### [Problem to work on]
Go through the material below, count the lines with the word "Output", and reply with the count alone.

Extracts from a graphics dataset:
(begin)

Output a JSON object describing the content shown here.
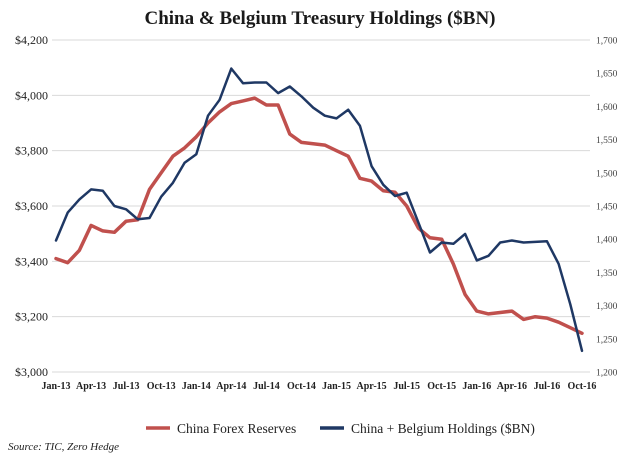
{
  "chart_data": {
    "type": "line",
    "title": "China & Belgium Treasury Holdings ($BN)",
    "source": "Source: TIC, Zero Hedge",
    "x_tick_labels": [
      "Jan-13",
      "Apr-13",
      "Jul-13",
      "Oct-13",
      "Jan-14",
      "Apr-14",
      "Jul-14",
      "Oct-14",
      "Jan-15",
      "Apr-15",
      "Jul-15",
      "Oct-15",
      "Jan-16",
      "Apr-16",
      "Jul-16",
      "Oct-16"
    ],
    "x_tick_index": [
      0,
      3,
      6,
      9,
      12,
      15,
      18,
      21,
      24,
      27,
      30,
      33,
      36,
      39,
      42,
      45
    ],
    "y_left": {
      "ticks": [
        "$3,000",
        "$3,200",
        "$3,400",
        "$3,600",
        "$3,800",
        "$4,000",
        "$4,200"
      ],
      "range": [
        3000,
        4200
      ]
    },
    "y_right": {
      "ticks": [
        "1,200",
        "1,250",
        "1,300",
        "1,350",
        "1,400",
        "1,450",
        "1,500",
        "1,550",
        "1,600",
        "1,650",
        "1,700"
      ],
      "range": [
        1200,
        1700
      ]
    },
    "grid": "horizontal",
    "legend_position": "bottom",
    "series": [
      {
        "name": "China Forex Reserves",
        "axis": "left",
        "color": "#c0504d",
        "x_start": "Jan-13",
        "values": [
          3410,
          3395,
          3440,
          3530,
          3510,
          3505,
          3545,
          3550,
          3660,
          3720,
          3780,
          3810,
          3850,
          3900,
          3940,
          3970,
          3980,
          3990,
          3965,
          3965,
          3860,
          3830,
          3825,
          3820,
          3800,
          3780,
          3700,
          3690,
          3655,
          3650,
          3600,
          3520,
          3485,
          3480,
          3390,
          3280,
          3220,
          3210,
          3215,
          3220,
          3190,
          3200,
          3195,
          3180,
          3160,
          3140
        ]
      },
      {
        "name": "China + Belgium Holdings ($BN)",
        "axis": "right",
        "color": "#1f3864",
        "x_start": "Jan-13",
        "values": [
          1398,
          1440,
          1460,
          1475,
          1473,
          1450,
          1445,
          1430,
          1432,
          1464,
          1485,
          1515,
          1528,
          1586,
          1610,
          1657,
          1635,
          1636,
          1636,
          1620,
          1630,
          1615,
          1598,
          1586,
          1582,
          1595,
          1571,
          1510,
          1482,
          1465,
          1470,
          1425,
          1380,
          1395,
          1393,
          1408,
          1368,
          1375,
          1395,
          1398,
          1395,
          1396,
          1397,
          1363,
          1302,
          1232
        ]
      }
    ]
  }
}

(end)
(begin)

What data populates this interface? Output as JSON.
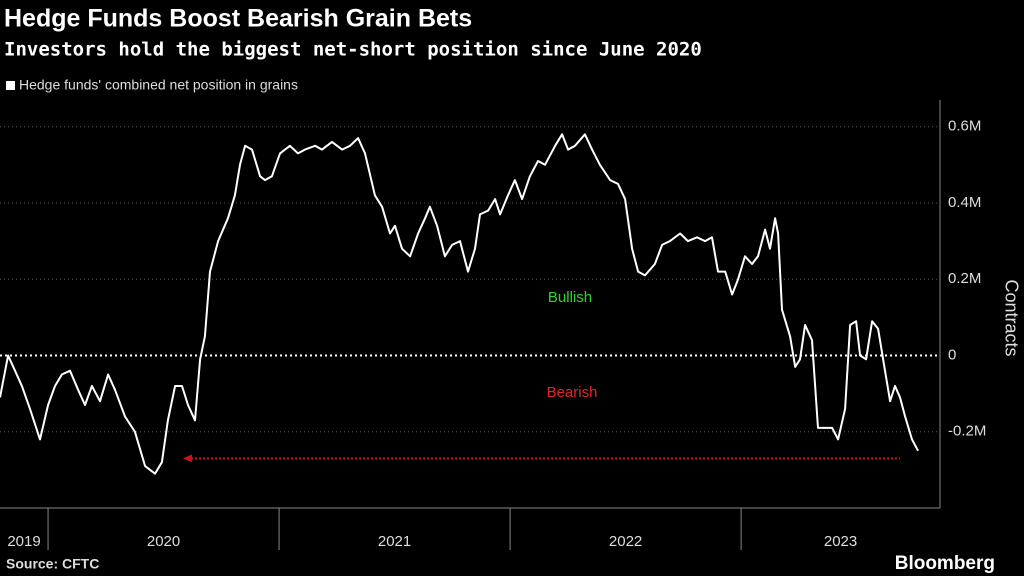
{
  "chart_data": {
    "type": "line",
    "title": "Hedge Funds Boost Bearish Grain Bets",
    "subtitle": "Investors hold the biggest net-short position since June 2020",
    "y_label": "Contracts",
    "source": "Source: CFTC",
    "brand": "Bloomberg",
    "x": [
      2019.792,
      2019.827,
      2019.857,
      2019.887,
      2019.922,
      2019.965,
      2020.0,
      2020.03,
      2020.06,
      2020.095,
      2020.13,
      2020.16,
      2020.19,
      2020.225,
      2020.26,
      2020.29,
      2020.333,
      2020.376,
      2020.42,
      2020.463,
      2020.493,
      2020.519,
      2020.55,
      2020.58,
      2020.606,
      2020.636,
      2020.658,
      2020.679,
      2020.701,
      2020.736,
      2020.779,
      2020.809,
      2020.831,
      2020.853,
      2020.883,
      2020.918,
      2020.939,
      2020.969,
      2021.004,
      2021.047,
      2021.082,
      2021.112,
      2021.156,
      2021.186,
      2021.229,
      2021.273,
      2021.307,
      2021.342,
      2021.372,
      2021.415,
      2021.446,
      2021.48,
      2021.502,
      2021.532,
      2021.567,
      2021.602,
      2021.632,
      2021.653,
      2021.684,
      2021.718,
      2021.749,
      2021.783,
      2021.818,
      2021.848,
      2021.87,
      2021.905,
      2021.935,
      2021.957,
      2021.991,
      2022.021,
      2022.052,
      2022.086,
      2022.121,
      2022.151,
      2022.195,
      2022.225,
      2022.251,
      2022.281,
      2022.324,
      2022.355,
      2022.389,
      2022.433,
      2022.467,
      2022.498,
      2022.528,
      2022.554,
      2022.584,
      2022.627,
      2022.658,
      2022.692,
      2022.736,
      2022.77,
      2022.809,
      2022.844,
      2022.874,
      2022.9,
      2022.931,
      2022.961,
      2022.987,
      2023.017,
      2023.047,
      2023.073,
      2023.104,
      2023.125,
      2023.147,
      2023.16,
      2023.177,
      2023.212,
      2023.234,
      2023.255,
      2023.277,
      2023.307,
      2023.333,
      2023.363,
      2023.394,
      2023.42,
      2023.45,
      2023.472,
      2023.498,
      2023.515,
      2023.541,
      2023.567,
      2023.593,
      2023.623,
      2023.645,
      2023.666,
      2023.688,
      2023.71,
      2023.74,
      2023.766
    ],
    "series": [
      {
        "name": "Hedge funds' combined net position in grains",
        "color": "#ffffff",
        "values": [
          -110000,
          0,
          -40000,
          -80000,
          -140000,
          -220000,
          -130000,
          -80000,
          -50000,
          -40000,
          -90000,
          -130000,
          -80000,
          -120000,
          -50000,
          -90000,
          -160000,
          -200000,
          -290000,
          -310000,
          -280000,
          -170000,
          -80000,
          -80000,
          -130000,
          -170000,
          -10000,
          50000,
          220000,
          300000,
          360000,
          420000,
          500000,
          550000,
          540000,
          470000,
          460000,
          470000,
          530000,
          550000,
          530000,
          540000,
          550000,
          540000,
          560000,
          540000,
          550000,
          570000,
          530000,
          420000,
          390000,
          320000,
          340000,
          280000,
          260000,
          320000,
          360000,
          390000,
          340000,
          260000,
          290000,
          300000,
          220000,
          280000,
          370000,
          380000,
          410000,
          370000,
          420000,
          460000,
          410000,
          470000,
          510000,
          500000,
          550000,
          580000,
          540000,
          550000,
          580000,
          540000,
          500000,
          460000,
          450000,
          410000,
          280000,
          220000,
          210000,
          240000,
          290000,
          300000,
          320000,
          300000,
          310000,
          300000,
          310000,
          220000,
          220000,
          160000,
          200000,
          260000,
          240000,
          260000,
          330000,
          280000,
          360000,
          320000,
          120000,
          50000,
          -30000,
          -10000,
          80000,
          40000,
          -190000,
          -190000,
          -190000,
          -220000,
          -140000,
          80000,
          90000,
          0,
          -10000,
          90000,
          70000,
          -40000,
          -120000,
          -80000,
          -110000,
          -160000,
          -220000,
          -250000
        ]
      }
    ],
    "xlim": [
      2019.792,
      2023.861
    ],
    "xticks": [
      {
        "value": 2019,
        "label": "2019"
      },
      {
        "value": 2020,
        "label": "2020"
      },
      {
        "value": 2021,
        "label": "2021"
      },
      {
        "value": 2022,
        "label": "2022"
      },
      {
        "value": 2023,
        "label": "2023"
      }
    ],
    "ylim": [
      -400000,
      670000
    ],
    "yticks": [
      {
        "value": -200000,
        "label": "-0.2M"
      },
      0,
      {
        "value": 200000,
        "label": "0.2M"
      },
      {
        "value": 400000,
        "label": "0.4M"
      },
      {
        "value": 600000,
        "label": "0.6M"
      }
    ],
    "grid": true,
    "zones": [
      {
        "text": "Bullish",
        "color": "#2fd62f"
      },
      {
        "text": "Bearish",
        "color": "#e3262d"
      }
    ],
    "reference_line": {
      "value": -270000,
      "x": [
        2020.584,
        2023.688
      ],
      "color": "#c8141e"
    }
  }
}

(end)
(begin)

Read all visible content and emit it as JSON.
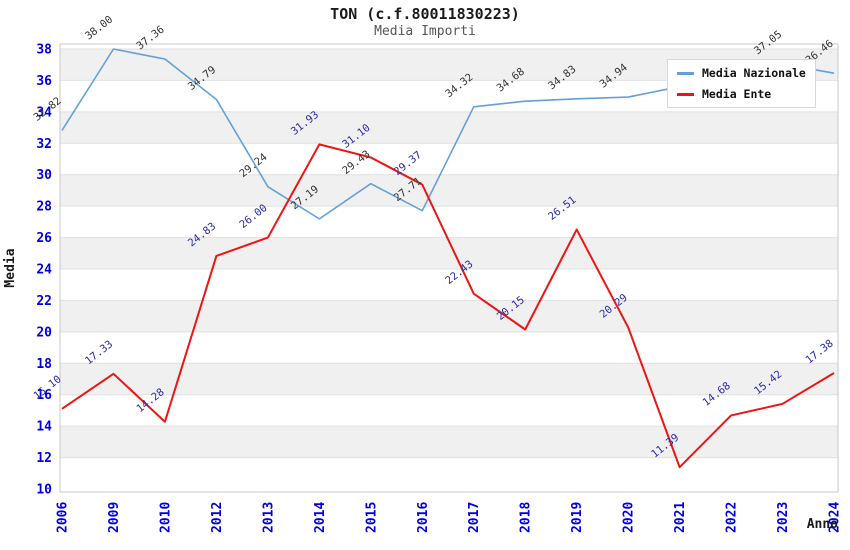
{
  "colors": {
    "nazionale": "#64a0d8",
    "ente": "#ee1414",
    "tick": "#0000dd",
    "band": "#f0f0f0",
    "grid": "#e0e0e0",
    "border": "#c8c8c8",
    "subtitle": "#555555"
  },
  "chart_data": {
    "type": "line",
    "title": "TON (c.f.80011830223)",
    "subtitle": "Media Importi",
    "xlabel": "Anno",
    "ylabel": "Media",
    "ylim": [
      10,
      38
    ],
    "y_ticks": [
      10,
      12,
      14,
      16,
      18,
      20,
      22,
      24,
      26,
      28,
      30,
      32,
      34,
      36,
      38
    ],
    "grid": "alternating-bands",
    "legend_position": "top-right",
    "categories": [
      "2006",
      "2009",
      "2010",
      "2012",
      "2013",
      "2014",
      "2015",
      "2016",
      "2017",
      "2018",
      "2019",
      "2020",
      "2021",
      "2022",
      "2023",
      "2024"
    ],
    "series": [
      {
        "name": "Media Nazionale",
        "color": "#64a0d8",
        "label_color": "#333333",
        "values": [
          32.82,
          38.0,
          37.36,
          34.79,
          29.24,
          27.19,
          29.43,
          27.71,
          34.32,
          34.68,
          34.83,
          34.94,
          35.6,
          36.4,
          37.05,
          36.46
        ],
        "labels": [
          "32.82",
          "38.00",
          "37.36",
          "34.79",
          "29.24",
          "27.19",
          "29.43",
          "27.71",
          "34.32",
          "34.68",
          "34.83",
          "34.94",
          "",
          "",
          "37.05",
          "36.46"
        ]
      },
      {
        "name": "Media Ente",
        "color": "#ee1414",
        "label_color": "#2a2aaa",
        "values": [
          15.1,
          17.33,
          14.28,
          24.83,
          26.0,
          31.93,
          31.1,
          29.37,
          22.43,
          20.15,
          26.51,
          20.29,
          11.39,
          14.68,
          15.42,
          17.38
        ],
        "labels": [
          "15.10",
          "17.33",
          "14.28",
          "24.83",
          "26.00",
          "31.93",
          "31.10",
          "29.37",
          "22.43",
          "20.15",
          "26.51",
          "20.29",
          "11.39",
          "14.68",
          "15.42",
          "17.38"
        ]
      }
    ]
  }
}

(end)

### [Answer for the task]
2